++++ Data shown ++++

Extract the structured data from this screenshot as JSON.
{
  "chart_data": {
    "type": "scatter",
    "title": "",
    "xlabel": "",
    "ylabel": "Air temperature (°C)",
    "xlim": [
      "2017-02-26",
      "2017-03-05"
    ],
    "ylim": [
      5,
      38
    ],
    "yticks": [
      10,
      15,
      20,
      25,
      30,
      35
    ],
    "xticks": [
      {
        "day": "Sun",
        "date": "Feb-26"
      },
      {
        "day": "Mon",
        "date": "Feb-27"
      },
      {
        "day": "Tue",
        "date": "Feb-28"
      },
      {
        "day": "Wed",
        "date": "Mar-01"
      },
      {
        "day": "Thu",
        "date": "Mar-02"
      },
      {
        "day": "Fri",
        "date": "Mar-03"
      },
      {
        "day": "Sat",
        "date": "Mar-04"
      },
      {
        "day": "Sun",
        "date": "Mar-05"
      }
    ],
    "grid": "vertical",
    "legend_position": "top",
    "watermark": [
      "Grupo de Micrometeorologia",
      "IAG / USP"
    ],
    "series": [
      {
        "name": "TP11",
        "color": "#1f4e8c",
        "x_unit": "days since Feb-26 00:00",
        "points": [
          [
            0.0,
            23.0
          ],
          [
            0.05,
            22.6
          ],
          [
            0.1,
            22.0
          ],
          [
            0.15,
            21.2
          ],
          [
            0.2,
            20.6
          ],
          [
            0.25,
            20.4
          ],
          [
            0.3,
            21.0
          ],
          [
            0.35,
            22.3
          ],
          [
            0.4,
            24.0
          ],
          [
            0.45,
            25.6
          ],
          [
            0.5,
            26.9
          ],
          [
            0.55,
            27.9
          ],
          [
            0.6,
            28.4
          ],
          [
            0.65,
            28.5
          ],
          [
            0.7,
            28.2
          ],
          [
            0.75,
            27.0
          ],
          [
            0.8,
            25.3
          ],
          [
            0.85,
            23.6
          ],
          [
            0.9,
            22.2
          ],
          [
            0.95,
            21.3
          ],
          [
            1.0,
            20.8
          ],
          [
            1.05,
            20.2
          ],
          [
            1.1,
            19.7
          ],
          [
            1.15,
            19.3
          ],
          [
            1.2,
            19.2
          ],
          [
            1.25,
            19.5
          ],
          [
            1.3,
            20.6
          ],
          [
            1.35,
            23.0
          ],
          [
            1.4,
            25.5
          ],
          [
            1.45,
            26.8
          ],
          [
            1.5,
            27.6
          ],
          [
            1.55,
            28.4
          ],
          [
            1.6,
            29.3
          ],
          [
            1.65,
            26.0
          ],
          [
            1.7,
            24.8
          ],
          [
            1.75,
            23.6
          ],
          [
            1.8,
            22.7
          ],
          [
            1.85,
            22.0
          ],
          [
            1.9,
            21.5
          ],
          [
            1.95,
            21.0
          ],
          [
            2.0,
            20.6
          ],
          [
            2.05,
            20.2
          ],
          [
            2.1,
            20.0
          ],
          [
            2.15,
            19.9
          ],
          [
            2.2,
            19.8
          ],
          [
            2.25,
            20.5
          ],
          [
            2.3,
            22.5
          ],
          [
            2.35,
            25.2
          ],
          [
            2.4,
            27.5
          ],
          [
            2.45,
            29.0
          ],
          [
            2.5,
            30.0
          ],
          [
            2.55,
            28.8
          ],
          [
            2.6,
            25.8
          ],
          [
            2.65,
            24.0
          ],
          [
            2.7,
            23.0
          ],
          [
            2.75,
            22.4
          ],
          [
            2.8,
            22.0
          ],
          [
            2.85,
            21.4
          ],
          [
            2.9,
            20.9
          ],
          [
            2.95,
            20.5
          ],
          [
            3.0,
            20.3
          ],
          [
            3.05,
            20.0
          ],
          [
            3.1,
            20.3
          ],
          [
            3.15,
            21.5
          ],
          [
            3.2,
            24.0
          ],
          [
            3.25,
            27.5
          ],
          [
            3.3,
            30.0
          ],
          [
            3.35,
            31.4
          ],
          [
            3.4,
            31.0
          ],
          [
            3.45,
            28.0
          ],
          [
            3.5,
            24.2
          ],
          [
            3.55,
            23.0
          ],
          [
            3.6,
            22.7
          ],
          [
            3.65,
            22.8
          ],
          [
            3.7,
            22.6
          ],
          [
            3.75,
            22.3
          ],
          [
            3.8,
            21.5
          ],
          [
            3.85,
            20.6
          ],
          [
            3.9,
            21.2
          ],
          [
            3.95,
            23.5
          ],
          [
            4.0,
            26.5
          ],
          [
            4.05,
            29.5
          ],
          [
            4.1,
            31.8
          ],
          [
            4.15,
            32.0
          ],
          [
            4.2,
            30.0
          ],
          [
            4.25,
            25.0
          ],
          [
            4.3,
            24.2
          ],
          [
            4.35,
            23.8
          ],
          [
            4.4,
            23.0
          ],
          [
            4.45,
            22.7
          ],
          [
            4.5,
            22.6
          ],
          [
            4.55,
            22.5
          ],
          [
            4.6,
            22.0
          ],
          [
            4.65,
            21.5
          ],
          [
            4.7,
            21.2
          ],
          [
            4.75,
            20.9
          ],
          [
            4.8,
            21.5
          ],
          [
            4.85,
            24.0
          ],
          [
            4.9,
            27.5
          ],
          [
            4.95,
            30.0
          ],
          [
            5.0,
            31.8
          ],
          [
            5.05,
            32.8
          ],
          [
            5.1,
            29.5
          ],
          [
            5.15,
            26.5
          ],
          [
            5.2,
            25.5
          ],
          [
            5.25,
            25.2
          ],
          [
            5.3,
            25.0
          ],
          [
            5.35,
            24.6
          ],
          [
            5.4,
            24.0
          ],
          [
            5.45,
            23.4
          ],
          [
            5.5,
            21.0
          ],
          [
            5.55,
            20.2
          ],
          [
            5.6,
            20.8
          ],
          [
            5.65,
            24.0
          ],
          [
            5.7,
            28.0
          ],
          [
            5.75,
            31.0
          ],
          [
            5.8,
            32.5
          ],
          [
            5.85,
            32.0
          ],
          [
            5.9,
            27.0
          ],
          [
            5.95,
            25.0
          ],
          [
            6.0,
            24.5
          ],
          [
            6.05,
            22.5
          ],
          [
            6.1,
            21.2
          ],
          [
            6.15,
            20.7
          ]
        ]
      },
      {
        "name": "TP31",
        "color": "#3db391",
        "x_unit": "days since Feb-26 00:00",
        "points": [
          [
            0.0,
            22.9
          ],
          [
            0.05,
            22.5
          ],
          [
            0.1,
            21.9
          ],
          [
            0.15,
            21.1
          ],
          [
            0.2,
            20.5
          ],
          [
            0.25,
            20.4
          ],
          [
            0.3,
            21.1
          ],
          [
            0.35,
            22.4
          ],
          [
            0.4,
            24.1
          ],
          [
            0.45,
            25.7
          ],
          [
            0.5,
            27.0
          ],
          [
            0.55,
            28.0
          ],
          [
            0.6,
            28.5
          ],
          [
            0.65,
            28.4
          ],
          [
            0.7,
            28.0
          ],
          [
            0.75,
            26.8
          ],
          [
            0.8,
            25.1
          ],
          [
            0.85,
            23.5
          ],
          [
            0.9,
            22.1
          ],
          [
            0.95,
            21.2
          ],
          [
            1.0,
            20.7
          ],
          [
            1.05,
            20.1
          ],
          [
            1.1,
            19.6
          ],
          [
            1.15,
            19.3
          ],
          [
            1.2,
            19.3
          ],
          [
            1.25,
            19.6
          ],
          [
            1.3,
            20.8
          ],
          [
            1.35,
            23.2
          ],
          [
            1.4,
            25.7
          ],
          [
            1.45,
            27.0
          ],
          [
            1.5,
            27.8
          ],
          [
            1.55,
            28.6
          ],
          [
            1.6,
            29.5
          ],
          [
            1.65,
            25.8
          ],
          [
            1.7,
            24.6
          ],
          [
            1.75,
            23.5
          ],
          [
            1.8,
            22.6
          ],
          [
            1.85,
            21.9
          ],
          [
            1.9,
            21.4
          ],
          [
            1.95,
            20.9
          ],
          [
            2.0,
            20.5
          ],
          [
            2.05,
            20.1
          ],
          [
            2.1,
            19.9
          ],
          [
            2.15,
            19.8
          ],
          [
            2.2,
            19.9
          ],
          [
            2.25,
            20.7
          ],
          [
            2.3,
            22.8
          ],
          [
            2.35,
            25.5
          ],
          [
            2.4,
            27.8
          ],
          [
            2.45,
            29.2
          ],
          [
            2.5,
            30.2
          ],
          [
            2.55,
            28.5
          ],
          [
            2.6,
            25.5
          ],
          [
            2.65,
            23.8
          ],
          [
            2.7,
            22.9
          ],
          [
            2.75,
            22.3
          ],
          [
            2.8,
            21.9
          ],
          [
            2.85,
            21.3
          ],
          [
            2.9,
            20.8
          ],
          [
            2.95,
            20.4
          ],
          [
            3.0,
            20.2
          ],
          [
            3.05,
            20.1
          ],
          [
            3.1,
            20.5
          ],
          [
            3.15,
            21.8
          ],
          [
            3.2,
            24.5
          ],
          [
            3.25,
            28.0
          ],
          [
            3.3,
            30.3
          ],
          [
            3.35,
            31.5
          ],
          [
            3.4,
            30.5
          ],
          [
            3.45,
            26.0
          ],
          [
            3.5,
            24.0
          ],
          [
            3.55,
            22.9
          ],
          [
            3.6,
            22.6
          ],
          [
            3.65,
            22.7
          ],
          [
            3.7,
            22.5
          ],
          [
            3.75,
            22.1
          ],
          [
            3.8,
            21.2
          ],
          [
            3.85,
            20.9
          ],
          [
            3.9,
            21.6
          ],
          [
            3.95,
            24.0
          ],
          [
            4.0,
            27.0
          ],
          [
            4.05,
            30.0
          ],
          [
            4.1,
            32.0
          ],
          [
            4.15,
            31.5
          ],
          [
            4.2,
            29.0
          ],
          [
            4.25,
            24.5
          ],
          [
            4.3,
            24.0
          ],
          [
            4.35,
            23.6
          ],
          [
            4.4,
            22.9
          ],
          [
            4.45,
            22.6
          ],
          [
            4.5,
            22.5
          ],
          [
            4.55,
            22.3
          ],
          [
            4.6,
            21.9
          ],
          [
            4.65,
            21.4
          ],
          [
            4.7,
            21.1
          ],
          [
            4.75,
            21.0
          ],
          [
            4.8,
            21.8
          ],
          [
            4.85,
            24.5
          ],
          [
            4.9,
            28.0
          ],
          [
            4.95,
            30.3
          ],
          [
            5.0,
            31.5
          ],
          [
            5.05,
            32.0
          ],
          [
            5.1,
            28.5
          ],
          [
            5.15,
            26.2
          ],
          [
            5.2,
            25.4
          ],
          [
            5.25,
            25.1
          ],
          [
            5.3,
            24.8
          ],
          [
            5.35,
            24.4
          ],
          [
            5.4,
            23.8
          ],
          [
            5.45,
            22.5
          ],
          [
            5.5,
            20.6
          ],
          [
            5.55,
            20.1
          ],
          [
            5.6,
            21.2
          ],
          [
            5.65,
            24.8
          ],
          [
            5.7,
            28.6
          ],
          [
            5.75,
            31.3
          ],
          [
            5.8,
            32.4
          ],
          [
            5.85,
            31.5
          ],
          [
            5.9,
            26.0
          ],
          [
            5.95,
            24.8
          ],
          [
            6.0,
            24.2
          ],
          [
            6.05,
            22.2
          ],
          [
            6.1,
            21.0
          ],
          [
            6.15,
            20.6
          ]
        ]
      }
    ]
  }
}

++++

## Exercise directions
Gather up the lines containing the word "date" from these records and copy them.

## Output of the task
        "date": "Feb-26"
        "date": "Feb-27"
        "date": "Feb-28"
        "date": "Mar-01"
        "date": "Mar-02"
        "date": "Mar-03"
        "date": "Mar-04"
        "date": "Mar-05"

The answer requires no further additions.